SET PROBLEM. Would you return the complete listing below word for word?

━━━━━ PROVIDED DATA ━━━━━

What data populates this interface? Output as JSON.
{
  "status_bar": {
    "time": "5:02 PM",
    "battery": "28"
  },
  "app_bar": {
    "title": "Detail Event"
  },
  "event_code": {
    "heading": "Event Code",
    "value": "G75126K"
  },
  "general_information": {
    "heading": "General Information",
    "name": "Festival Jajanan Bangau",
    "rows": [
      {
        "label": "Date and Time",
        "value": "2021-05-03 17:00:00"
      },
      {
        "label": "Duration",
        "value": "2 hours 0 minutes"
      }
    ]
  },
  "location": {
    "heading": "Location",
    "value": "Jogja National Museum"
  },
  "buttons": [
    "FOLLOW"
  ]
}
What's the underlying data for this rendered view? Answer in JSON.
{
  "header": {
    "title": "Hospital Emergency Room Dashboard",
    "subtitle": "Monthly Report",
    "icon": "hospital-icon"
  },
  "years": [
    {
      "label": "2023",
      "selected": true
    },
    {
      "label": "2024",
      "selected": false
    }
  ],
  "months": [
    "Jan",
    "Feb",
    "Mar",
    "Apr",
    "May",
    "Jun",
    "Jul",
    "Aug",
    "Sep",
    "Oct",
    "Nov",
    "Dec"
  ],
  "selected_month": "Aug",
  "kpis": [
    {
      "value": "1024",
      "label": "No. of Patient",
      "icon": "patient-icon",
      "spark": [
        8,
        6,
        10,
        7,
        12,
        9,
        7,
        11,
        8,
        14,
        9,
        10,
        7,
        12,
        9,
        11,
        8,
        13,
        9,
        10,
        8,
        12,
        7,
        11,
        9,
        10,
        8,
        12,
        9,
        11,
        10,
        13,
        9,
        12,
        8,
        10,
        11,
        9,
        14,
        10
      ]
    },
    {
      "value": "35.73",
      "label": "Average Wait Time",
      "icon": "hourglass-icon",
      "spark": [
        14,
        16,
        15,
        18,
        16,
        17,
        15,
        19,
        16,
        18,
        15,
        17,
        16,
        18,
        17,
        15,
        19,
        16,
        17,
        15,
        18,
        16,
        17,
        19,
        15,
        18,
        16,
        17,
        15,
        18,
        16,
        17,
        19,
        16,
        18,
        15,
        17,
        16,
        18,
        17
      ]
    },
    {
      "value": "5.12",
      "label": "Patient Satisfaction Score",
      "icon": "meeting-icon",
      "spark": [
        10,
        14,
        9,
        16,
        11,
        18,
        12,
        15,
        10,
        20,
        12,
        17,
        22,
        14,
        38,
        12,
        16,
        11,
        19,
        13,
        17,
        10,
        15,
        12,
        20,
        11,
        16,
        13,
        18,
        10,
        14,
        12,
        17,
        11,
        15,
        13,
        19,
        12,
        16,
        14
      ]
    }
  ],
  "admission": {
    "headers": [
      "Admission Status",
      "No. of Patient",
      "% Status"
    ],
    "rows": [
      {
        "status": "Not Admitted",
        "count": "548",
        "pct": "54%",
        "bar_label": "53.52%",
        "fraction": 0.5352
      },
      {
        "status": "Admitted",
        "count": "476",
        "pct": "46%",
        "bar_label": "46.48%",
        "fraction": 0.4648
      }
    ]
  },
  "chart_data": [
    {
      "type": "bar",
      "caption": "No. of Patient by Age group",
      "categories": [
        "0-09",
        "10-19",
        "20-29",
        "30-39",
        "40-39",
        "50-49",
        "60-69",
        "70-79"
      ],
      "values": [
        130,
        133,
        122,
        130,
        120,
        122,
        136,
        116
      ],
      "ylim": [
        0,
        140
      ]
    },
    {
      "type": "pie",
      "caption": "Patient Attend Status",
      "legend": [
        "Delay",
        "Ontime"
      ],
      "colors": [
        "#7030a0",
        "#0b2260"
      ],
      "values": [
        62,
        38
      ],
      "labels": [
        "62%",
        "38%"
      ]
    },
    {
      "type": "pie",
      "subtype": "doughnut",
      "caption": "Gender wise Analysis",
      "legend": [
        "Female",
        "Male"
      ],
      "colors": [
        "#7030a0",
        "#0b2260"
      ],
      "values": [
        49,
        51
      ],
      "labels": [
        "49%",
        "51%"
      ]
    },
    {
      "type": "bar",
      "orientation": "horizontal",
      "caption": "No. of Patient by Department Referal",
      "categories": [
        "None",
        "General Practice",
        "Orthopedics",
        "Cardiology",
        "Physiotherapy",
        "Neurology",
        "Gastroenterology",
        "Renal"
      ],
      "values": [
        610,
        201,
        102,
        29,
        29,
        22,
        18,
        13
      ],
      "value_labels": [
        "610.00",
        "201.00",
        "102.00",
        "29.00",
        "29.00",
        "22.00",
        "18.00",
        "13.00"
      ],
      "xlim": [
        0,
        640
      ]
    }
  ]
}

━━━━━

ANSWER TO THE TASK.
What data populates this interface? Output as JSON.
{
  "status_bar": {
    "time": "5:02 PM",
    "battery": "28"
  },
  "app_bar": {
    "title": "Detail Event"
  },
  "event_code": {
    "heading": "Event Code",
    "value": "G75126K"
  },
  "general_information": {
    "heading": "General Information",
    "name": "Festival Jajanan Bangau",
    "rows": [
      {
        "label": "Date and Time",
        "value": "2021-05-03 17:00:00"
      },
      {
        "label": "Duration",
        "value": "2 hours 0 minutes"
      }
    ]
  },
  "location": {
    "heading": "Location",
    "value": "Jogja National Museum"
  },
  "buttons": [
    "FOLLOW"
  ]
}
What's the underlying data for this rendered view? Answer in JSON.
{
  "header": {
    "title": "Hospital Emergency Room Dashboard",
    "subtitle": "Monthly Report",
    "icon": "hospital-icon"
  },
  "years": [
    {
      "label": "2023",
      "selected": true
    },
    {
      "label": "2024",
      "selected": false
    }
  ],
  "months": [
    "Jan",
    "Feb",
    "Mar",
    "Apr",
    "May",
    "Jun",
    "Jul",
    "Aug",
    "Sep",
    "Oct",
    "Nov",
    "Dec"
  ],
  "selected_month": "Aug",
  "kpis": [
    {
      "value": "1024",
      "label": "No. of Patient",
      "icon": "patient-icon",
      "spark": [
        8,
        6,
        10,
        7,
        12,
        9,
        7,
        11,
        8,
        14,
        9,
        10,
        7,
        12,
        9,
        11,
        8,
        13,
        9,
        10,
        8,
        12,
        7,
        11,
        9,
        10,
        8,
        12,
        9,
        11,
        10,
        13,
        9,
        12,
        8,
        10,
        11,
        9,
        14,
        10
      ]
    },
    {
      "value": "35.73",
      "label": "Average Wait Time",
      "icon": "hourglass-icon",
      "spark": [
        14,
        16,
        15,
        18,
        16,
        17,
        15,
        19,
        16,
        18,
        15,
        17,
        16,
        18,
        17,
        15,
        19,
        16,
        17,
        15,
        18,
        16,
        17,
        19,
        15,
        18,
        16,
        17,
        15,
        18,
        16,
        17,
        19,
        16,
        18,
        15,
        17,
        16,
        18,
        17
      ]
    },
    {
      "value": "5.12",
      "label": "Patient Satisfaction Score",
      "icon": "meeting-icon",
      "spark": [
        10,
        14,
        9,
        16,
        11,
        18,
        12,
        15,
        10,
        20,
        12,
        17,
        22,
        14,
        38,
        12,
        16,
        11,
        19,
        13,
        17,
        10,
        15,
        12,
        20,
        11,
        16,
        13,
        18,
        10,
        14,
        12,
        17,
        11,
        15,
        13,
        19,
        12,
        16,
        14
      ]
    }
  ],
  "admission": {
    "headers": [
      "Admission Status",
      "No. of Patient",
      "% Status"
    ],
    "rows": [
      {
        "status": "Not Admitted",
        "count": "548",
        "pct": "54%",
        "bar_label": "53.52%",
        "fraction": 0.5352
      },
      {
        "status": "Admitted",
        "count": "476",
        "pct": "46%",
        "bar_label": "46.48%",
        "fraction": 0.4648
      }
    ]
  },
  "chart_data": [
    {
      "type": "bar",
      "caption": "No. of Patient by Age group",
      "categories": [
        "0-09",
        "10-19",
        "20-29",
        "30-39",
        "40-39",
        "50-49",
        "60-69",
        "70-79"
      ],
      "values": [
        130,
        133,
        122,
        130,
        120,
        122,
        136,
        116
      ],
      "ylim": [
        0,
        140
      ]
    },
    {
      "type": "pie",
      "caption": "Patient Attend Status",
      "legend": [
        "Delay",
        "Ontime"
      ],
      "colors": [
        "#7030a0",
        "#0b2260"
      ],
      "values": [
        62,
        38
      ],
      "labels": [
        "62%",
        "38%"
      ]
    },
    {
      "type": "pie",
      "subtype": "doughnut",
      "caption": "Gender wise Analysis",
      "legend": [
        "Female",
        "Male"
      ],
      "colors": [
        "#7030a0",
        "#0b2260"
      ],
      "values": [
        49,
        51
      ],
      "labels": [
        "49%",
        "51%"
      ]
    },
    {
      "type": "bar",
      "orientation": "horizontal",
      "caption": "No. of Patient by Department Referal",
      "categories": [
        "None",
        "General Practice",
        "Orthopedics",
        "Cardiology",
        "Physiotherapy",
        "Neurology",
        "Gastroenterology",
        "Renal"
      ],
      "values": [
        610,
        201,
        102,
        29,
        29,
        22,
        18,
        13
      ],
      "value_labels": [
        "610.00",
        "201.00",
        "102.00",
        "29.00",
        "29.00",
        "22.00",
        "18.00",
        "13.00"
      ],
      "xlim": [
        0,
        640
      ]
    }
  ]
}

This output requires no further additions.